## Provided records
----
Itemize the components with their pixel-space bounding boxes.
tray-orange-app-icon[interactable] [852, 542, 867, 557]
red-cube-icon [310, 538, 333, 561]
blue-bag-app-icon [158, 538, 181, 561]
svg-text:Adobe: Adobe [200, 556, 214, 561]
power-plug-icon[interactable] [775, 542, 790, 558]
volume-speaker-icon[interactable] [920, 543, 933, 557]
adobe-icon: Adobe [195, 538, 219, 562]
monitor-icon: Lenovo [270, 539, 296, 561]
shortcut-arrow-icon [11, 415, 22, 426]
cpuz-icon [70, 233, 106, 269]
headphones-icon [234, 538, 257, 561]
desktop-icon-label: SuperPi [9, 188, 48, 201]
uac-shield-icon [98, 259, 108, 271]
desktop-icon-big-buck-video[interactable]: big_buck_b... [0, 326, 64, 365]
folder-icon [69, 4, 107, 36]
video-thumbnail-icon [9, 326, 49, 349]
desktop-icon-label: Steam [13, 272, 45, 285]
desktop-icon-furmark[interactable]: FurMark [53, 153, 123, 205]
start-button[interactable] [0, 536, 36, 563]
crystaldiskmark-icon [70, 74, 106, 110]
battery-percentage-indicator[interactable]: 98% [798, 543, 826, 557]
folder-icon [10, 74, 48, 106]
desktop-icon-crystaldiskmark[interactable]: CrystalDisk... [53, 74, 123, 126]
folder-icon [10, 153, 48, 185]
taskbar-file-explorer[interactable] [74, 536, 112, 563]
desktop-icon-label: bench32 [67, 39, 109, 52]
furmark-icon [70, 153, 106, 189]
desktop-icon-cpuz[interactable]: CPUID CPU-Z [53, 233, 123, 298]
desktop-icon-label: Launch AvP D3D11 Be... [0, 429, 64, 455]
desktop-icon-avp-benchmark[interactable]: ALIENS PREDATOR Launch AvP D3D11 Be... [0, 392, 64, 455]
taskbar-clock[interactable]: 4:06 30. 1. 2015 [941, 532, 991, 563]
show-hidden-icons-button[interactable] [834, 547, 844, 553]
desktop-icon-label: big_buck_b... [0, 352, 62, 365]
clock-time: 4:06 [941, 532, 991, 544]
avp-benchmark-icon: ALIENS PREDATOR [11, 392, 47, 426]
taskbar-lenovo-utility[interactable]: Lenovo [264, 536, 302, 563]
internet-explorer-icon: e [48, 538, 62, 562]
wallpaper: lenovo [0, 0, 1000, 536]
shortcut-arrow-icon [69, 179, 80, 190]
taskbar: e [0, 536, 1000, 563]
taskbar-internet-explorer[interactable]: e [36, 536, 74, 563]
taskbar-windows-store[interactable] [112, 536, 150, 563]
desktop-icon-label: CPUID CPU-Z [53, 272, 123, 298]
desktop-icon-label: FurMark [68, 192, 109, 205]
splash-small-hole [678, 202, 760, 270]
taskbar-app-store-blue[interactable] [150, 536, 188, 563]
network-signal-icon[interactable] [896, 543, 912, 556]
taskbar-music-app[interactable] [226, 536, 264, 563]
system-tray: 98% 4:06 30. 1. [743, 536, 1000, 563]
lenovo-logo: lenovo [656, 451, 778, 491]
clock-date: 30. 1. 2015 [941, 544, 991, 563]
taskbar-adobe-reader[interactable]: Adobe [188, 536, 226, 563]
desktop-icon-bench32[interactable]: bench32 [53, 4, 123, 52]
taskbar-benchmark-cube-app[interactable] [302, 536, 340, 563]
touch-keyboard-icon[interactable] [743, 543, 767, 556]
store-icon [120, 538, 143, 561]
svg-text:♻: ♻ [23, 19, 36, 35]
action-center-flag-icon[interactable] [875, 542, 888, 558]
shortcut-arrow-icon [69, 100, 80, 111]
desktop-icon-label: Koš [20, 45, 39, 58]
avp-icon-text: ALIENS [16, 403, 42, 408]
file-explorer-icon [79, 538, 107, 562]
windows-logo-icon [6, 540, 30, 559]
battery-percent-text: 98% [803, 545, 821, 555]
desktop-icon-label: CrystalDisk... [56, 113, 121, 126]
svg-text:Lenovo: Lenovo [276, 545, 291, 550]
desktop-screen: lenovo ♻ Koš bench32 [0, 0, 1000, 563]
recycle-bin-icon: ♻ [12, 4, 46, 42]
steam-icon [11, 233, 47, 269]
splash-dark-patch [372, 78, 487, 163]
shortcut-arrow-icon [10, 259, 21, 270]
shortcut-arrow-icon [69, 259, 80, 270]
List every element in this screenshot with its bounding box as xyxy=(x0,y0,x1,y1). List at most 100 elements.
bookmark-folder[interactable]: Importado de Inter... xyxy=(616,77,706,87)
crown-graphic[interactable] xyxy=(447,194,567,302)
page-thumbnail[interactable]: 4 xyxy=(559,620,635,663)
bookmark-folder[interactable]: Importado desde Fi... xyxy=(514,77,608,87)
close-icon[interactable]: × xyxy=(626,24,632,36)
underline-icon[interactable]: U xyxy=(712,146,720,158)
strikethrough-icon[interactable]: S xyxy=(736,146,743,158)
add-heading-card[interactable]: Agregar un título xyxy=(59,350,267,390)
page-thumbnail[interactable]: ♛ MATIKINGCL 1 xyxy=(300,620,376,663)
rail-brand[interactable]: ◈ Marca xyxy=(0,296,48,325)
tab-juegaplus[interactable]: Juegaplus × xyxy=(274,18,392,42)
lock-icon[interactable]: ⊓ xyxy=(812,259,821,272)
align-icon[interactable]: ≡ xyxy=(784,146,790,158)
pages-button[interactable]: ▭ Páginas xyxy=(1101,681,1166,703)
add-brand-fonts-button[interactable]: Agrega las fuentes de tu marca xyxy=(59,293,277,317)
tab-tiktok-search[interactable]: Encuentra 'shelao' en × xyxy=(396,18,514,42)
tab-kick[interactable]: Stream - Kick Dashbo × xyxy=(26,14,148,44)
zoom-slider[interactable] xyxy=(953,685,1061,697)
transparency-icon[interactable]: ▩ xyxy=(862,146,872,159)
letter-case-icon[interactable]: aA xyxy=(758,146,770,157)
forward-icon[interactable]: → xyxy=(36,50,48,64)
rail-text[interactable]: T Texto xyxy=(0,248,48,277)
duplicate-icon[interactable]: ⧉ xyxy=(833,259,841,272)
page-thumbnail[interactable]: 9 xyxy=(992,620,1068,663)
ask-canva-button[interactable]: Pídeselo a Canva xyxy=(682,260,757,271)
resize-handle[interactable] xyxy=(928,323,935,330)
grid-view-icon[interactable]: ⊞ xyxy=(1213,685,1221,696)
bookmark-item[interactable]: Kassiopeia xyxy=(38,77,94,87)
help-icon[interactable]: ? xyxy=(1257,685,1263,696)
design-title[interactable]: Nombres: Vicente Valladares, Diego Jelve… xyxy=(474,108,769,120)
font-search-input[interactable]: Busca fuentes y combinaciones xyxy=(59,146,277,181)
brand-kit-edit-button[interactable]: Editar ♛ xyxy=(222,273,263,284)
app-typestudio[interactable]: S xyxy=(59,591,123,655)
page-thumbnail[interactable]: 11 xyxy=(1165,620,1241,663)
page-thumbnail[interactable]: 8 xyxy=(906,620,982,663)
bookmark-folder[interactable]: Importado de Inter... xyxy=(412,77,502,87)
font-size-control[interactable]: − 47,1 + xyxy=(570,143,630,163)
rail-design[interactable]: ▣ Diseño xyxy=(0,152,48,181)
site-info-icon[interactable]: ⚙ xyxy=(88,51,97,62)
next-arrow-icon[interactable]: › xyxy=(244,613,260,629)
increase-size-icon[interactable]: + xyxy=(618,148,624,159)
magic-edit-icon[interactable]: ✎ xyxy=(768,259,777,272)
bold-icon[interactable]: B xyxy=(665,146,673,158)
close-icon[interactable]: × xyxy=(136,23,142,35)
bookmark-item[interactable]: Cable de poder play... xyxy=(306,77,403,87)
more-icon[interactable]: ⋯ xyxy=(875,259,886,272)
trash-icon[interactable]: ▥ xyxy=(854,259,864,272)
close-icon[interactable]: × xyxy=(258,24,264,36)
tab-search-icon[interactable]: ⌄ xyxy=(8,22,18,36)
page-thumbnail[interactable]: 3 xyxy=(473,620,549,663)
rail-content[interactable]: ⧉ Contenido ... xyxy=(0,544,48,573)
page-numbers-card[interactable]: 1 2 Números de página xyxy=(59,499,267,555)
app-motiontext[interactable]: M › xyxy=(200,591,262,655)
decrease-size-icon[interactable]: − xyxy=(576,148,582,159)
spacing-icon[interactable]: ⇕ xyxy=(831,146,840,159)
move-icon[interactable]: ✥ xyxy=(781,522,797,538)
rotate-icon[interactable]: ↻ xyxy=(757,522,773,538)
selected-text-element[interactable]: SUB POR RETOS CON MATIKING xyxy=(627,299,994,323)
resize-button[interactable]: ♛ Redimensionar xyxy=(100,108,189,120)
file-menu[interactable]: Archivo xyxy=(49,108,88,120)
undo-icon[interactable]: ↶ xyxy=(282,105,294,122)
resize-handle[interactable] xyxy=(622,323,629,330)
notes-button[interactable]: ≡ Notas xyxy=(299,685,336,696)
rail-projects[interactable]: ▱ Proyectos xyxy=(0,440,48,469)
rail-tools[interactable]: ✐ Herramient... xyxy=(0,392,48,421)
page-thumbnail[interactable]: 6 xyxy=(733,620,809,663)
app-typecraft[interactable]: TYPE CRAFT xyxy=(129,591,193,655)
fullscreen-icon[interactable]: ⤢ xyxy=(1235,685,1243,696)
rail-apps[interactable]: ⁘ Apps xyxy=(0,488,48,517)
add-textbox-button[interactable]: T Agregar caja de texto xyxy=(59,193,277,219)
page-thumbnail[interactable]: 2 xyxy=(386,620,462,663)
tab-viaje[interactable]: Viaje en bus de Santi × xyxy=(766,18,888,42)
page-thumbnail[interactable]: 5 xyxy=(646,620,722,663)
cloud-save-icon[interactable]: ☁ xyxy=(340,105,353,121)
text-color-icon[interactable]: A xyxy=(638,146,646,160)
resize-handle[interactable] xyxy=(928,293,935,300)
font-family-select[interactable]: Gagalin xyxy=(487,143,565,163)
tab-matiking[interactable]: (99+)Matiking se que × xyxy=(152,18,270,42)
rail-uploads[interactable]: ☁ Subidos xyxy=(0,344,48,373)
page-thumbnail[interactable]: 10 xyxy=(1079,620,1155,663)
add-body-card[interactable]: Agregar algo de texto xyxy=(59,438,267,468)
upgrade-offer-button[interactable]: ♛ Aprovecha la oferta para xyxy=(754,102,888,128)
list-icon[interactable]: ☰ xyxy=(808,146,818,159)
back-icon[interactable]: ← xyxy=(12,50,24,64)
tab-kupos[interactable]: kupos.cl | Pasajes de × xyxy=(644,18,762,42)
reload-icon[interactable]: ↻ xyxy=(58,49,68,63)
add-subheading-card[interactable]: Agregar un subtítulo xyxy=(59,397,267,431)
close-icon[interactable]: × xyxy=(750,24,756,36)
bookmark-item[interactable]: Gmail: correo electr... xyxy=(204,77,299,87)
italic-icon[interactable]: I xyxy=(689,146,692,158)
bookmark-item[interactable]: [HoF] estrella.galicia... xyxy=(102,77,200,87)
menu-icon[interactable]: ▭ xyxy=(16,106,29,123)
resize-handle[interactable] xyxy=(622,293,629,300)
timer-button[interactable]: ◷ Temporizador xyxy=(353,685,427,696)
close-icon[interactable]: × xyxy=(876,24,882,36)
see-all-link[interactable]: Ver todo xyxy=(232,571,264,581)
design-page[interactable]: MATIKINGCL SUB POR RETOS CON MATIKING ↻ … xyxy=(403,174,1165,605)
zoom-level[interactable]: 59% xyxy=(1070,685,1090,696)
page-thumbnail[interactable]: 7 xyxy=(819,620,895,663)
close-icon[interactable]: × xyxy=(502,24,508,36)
----
## Task objective
Update the stretch of records from the start through the line containing "volume-speaker-icon[interactable] [920, 543, 933, 557]" by replacing "interactable" with "clickable" and leaving everything else unchanged. Give back only those lines.

## Solution
Itemize the components with their pixel-space bounding boxes.
tray-orange-app-icon[clickable] [852, 542, 867, 557]
red-cube-icon [310, 538, 333, 561]
blue-bag-app-icon [158, 538, 181, 561]
svg-text:Adobe: Adobe [200, 556, 214, 561]
power-plug-icon[clickable] [775, 542, 790, 558]
volume-speaker-icon[clickable] [920, 543, 933, 557]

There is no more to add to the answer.